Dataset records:
== == ==

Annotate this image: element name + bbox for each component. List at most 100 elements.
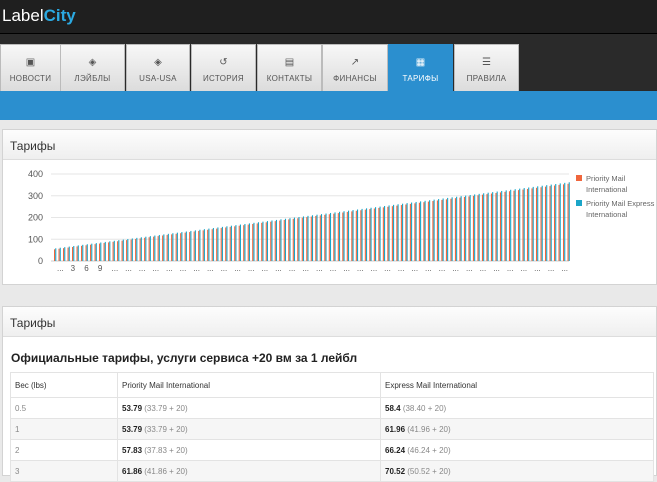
bar-priority bbox=[378, 207, 380, 261]
bar-priority bbox=[391, 206, 393, 261]
bar-priority bbox=[508, 191, 511, 261]
bar-express bbox=[541, 185, 543, 261]
tab-contacts[interactable]: ▤ КОНТАКТЫ bbox=[257, 44, 322, 91]
bar-priority bbox=[382, 207, 384, 261]
bar-express bbox=[77, 245, 79, 261]
weight-cell: 2 bbox=[10, 439, 118, 461]
bar-express bbox=[438, 199, 440, 261]
tab-history[interactable]: ↺ ИСТОРИЯ bbox=[191, 44, 256, 91]
tab-usa-usa[interactable]: ◈ USA-USA bbox=[126, 44, 190, 91]
bar-express bbox=[262, 221, 264, 261]
bar-priority bbox=[342, 212, 344, 261]
bar-priority bbox=[265, 222, 267, 261]
bar-priority bbox=[121, 240, 123, 261]
table-icon: ▦ bbox=[415, 57, 426, 68]
x-tick-label: ... bbox=[548, 264, 555, 273]
bar-priority bbox=[112, 241, 114, 261]
bar-express bbox=[307, 215, 309, 261]
column-header: Priority Mail International bbox=[117, 372, 381, 398]
bar-express bbox=[460, 196, 462, 261]
y-tick-label: 300 bbox=[28, 191, 43, 201]
bar-priority bbox=[288, 219, 290, 261]
bar-express bbox=[532, 186, 534, 261]
bar-priority bbox=[337, 213, 339, 261]
x-tick-label: ... bbox=[57, 264, 64, 273]
bar-priority bbox=[409, 203, 411, 261]
tariff-chart: 0 100 200 300 400... 3 6 9.....................… bbox=[28, 169, 570, 273]
bar-priority bbox=[522, 189, 524, 261]
bar-priority bbox=[423, 202, 425, 261]
tab-news[interactable]: ▣ НОВОСТИ bbox=[0, 44, 61, 91]
x-tick-label: ... bbox=[384, 264, 391, 273]
bar-express bbox=[230, 225, 232, 261]
bar-express bbox=[496, 191, 498, 261]
bar-express bbox=[429, 200, 431, 261]
bar-express bbox=[447, 197, 449, 261]
bar-priority bbox=[459, 197, 461, 261]
tab-label: ФИНАНСЫ bbox=[333, 74, 377, 83]
tab-rules[interactable]: ☰ ПРАВИЛА bbox=[454, 44, 519, 91]
priority-cell: 53.79 (33.79 + 20) bbox=[117, 418, 381, 440]
bar-priority bbox=[432, 201, 434, 261]
bar-express bbox=[68, 246, 70, 261]
x-tick-label: ... bbox=[275, 264, 282, 273]
main-nav: ▣ НОВОСТИ ◈ ЛЭЙБЛЫ ◈ USA-USA ↺ ИСТОРИЯ ▤… bbox=[0, 34, 657, 91]
x-tick-label: ... bbox=[398, 264, 405, 273]
tab-finance[interactable]: ↗ ФИНАНСЫ bbox=[322, 44, 388, 91]
bar-priority bbox=[504, 191, 506, 261]
bar-priority bbox=[252, 224, 254, 261]
bar-express bbox=[514, 189, 516, 261]
bar-priority bbox=[517, 190, 520, 261]
table-row: 1 53.79 (33.79 + 20) 61.96 (41.96 + 20) bbox=[10, 418, 654, 440]
bar-priority bbox=[103, 242, 105, 261]
bar-express bbox=[325, 213, 327, 261]
y-tick-label: 100 bbox=[28, 234, 43, 244]
tab-tariffs[interactable]: ▦ ТАРИФЫ bbox=[388, 44, 453, 91]
column-header: Вес (lbs) bbox=[10, 372, 118, 398]
bar-express bbox=[469, 195, 471, 261]
bar-priority bbox=[567, 183, 569, 261]
bar-express bbox=[537, 186, 539, 261]
bar-express bbox=[393, 204, 395, 261]
x-tick-label: ... bbox=[343, 264, 350, 273]
bar-priority bbox=[157, 236, 159, 261]
bar-express bbox=[375, 207, 377, 261]
bar-priority bbox=[477, 195, 479, 261]
bar-express bbox=[356, 209, 359, 261]
bar-express bbox=[167, 233, 169, 261]
bar-express bbox=[528, 187, 530, 261]
bar-priority bbox=[427, 201, 429, 261]
x-tick-label: ... bbox=[261, 264, 268, 273]
tab-label: НОВОСТИ bbox=[9, 74, 52, 83]
legend-swatch bbox=[576, 200, 582, 206]
tab-labels[interactable]: ◈ ЛЭЙБЛЫ bbox=[60, 44, 125, 91]
bar-priority bbox=[351, 211, 353, 261]
bar-express bbox=[199, 229, 201, 261]
bar-priority bbox=[247, 224, 249, 261]
bar-priority bbox=[243, 225, 245, 261]
bar-express bbox=[519, 188, 521, 261]
bar-priority bbox=[135, 238, 137, 261]
bar-express bbox=[59, 247, 61, 261]
bar-express bbox=[478, 193, 480, 261]
bar-express bbox=[154, 235, 156, 261]
bar-express bbox=[190, 230, 192, 261]
legend-swatch bbox=[576, 175, 582, 181]
table-row: 0.5 53.79 (33.79 + 20) 58.4 (38.40 + 20) bbox=[10, 397, 654, 419]
bar-express bbox=[122, 239, 124, 261]
bar-priority bbox=[54, 249, 56, 261]
bar-express bbox=[73, 245, 75, 261]
bar-express bbox=[257, 222, 259, 261]
app-logo[interactable]: LabelCity bbox=[2, 6, 76, 26]
sub-header-bar bbox=[0, 91, 657, 120]
bar-priority bbox=[405, 204, 407, 261]
x-tick-label: ... bbox=[480, 264, 487, 273]
bar-express bbox=[136, 237, 138, 261]
bar-priority bbox=[499, 192, 502, 261]
bar-express bbox=[366, 208, 368, 261]
table-row: 3 61.86 (41.86 + 20) 70.52 (50.52 + 20) bbox=[10, 460, 654, 482]
bar-express bbox=[397, 204, 399, 261]
bar-priority bbox=[306, 217, 308, 261]
bar-express bbox=[411, 202, 413, 261]
bar-express bbox=[280, 219, 282, 261]
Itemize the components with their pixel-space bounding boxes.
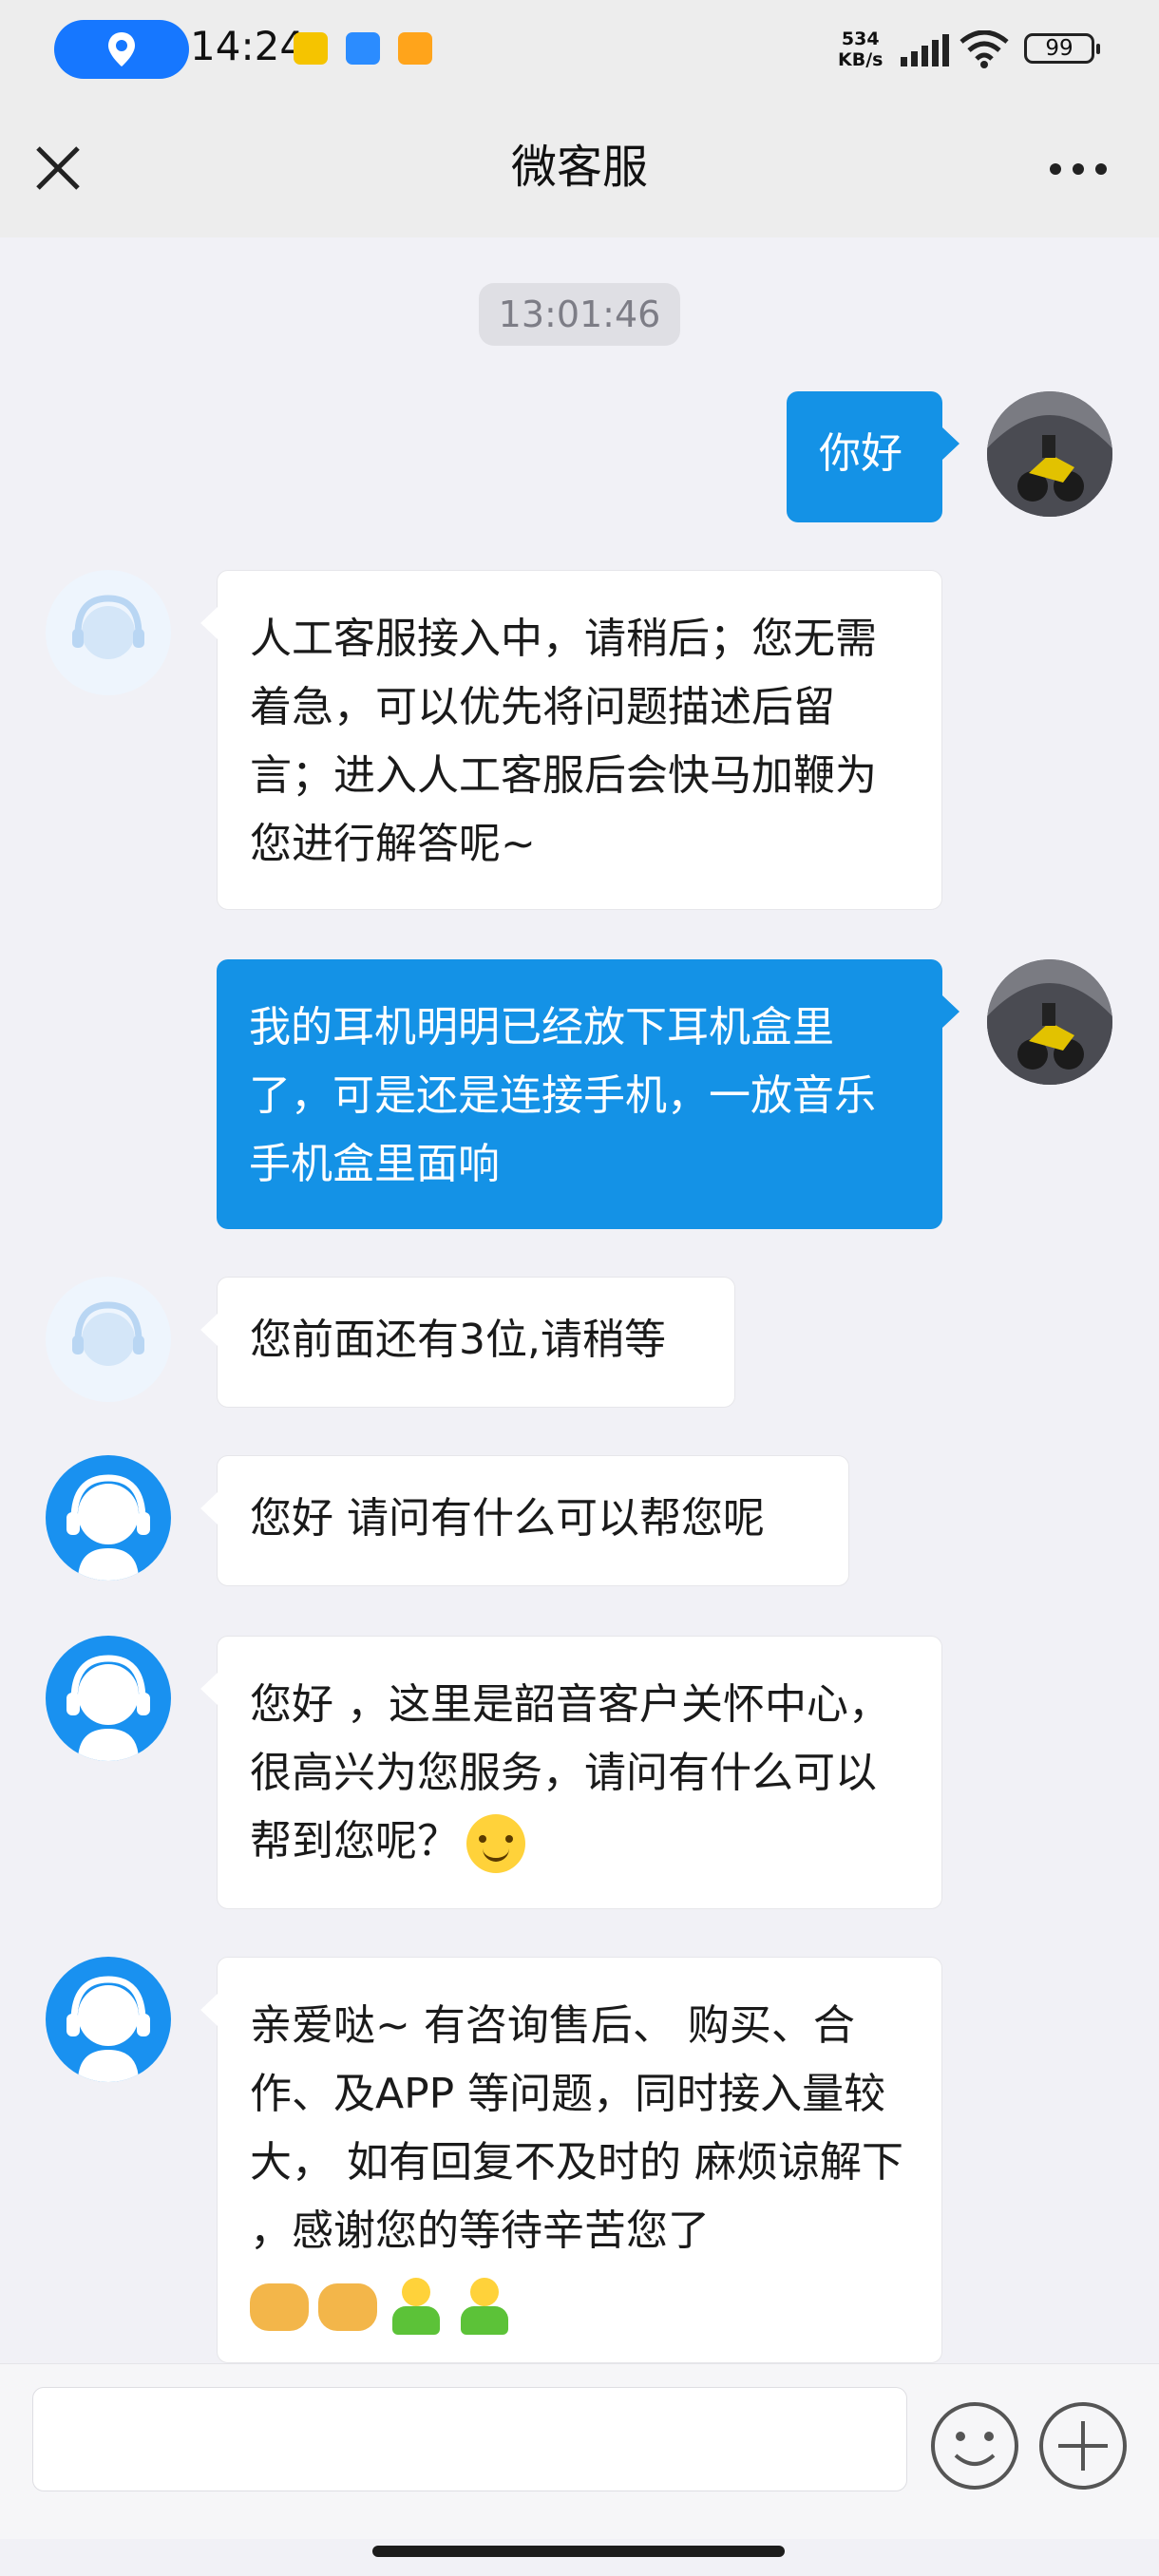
handshake-emoji-icon [250,2283,309,2331]
emoji-row [250,2271,909,2337]
battery-indicator: 99 [1024,33,1100,64]
location-pin-icon [108,32,135,66]
input-bar [0,2363,1159,2539]
agent-message-bubble[interactable]: 您好 请问有什么可以帮您呢 [200,1455,849,1586]
agent-avatar [46,1636,171,1761]
message-input[interactable] [32,2387,907,2491]
headset-agent-icon [72,1301,144,1366]
user-message-bubble[interactable]: 你好 [787,391,960,522]
agent-avatar [46,1455,171,1581]
agent-message-bubble[interactable]: 人工客服接入中，请稍后；您无需着急，可以优先将问题描述后留言；进入人工客服后会快… [200,570,942,910]
agent-message-bubble[interactable]: 亲爱哒~ 有咨询售后、 购买、合作、及APP 等问题，同时接入量较大， 如有回复… [200,1957,942,2363]
nav-bar: 微客服 [0,99,1159,237]
status-time: 14:24 [190,23,306,69]
more-icon[interactable] [1045,146,1112,192]
agent-message-bubble[interactable]: 您前面还有3位,请稍等 [200,1277,735,1408]
user-avatar[interactable] [987,959,1112,1085]
motorcycle-photo-icon [987,959,1112,1085]
user-avatar[interactable] [987,391,1112,517]
motorcycle-photo-icon [987,391,1112,517]
person-emoji-icon [455,2278,514,2337]
smile-emoji-icon [466,1814,525,1873]
agent-avatar [46,1277,171,1402]
emoji-icon[interactable] [929,2400,1020,2491]
mail-notification-icon [398,32,432,65]
message-timestamp: 13:01:46 [479,283,680,346]
status-bar: 14:24 534 KB/s 99 [0,0,1159,99]
page-title: 微客服 [510,141,648,194]
user-message-bubble[interactable]: 我的耳机明明已经放下耳机盒里了，可是还是连接手机，一放音乐手机盒里面响 [217,959,960,1229]
agent-message-bubble[interactable]: 您好 ，这里是韶音客户关怀中心，很高兴为您服务，请问有什么可以帮到您呢？ [200,1636,942,1909]
headset-agent-icon [66,1474,150,1581]
message-text: 您好 请问有什么可以帮您呢 [250,1494,765,1543]
message-text: 您前面还有3位,请稍等 [250,1316,666,1364]
message-text: 人工客服接入中，请稍后；您无需着急，可以优先将问题描述后留言；进入人工客服后会快… [250,615,877,868]
plus-icon[interactable] [1037,2400,1129,2491]
message-text: 亲爱哒~ 有咨询售后、 购买、合作、及APP 等问题，同时接入量较大， 如有回复… [250,2001,903,2255]
cloud-notification-icon [346,32,380,65]
agent-avatar [46,1957,171,2082]
cellular-signal-icon [901,34,949,66]
app-notification-icon [294,32,328,65]
person-emoji-icon [387,2278,446,2337]
handshake-emoji-icon [318,2283,377,2331]
network-speed: 534 KB/s [838,28,884,70]
message-text: 你好 [819,429,902,478]
wifi-icon [960,30,1009,68]
message-text: 我的耳机明明已经放下耳机盒里了，可是还是连接手机，一放音乐手机盒里面响 [249,1003,876,1188]
location-indicator[interactable] [54,20,189,79]
home-indicator[interactable] [372,2546,785,2557]
headset-agent-icon [66,1655,150,1761]
headset-agent-icon [66,1976,150,2082]
message-text: 您好 ，这里是韶音客户关怀中心，很高兴为您服务，请问有什么可以帮到您呢？ [250,1680,890,1866]
headset-agent-icon [72,595,144,659]
agent-avatar [46,570,171,695]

== == ==

[Written instruction] Repeat the lines of the data above, starting at the line that contains "handshake-emoji-icon [250,2283,309,2331]" and ending at the line that contains "plus-icon[interactable] [1037,2400,1129,2491]", with both of those lines included.

[Output for this task]
handshake-emoji-icon [250,2283,309,2331]
emoji-row [250,2271,909,2337]
battery-indicator: 99 [1024,33,1100,64]
location-pin-icon [108,32,135,66]
input-bar [0,2363,1159,2539]
agent-message-bubble[interactable]: 您好 请问有什么可以帮您呢 [200,1455,849,1586]
agent-avatar [46,1636,171,1761]
message-input[interactable] [32,2387,907,2491]
headset-agent-icon [72,1301,144,1366]
user-message-bubble[interactable]: 你好 [787,391,960,522]
agent-avatar [46,1455,171,1581]
agent-message-bubble[interactable]: 人工客服接入中，请稍后；您无需着急，可以优先将问题描述后留言；进入人工客服后会快… [200,570,942,910]
agent-message-bubble[interactable]: 亲爱哒~ 有咨询售后、 购买、合作、及APP 等问题，同时接入量较大， 如有回复… [200,1957,942,2363]
nav-bar: 微客服 [0,99,1159,237]
status-time: 14:24 [190,23,306,69]
more-icon[interactable] [1045,146,1112,192]
agent-message-bubble[interactable]: 您前面还有3位,请稍等 [200,1277,735,1408]
user-avatar[interactable] [987,959,1112,1085]
motorcycle-photo-icon [987,959,1112,1085]
user-avatar[interactable] [987,391,1112,517]
motorcycle-photo-icon [987,391,1112,517]
person-emoji-icon [455,2278,514,2337]
smile-emoji-icon [466,1814,525,1873]
agent-avatar [46,1277,171,1402]
emoji-icon[interactable] [929,2400,1020,2491]
mail-notification-icon [398,32,432,65]
message-timestamp: 13:01:46 [479,283,680,346]
status-bar: 14:24 534 KB/s 99 [0,0,1159,99]
page-title: 微客服 [510,141,648,194]
user-message-bubble[interactable]: 我的耳机明明已经放下耳机盒里了，可是还是连接手机，一放音乐手机盒里面响 [217,959,960,1229]
agent-message-bubble[interactable]: 您好 ，这里是韶音客户关怀中心，很高兴为您服务，请问有什么可以帮到您呢？ [200,1636,942,1909]
headset-agent-icon [66,1474,150,1581]
message-text: 您好 请问有什么可以帮您呢 [250,1494,765,1543]
message-text: 您前面还有3位,请稍等 [250,1316,666,1364]
message-text: 人工客服接入中，请稍后；您无需着急，可以优先将问题描述后留言；进入人工客服后会快… [250,615,877,868]
plus-icon[interactable] [1037,2400,1129,2491]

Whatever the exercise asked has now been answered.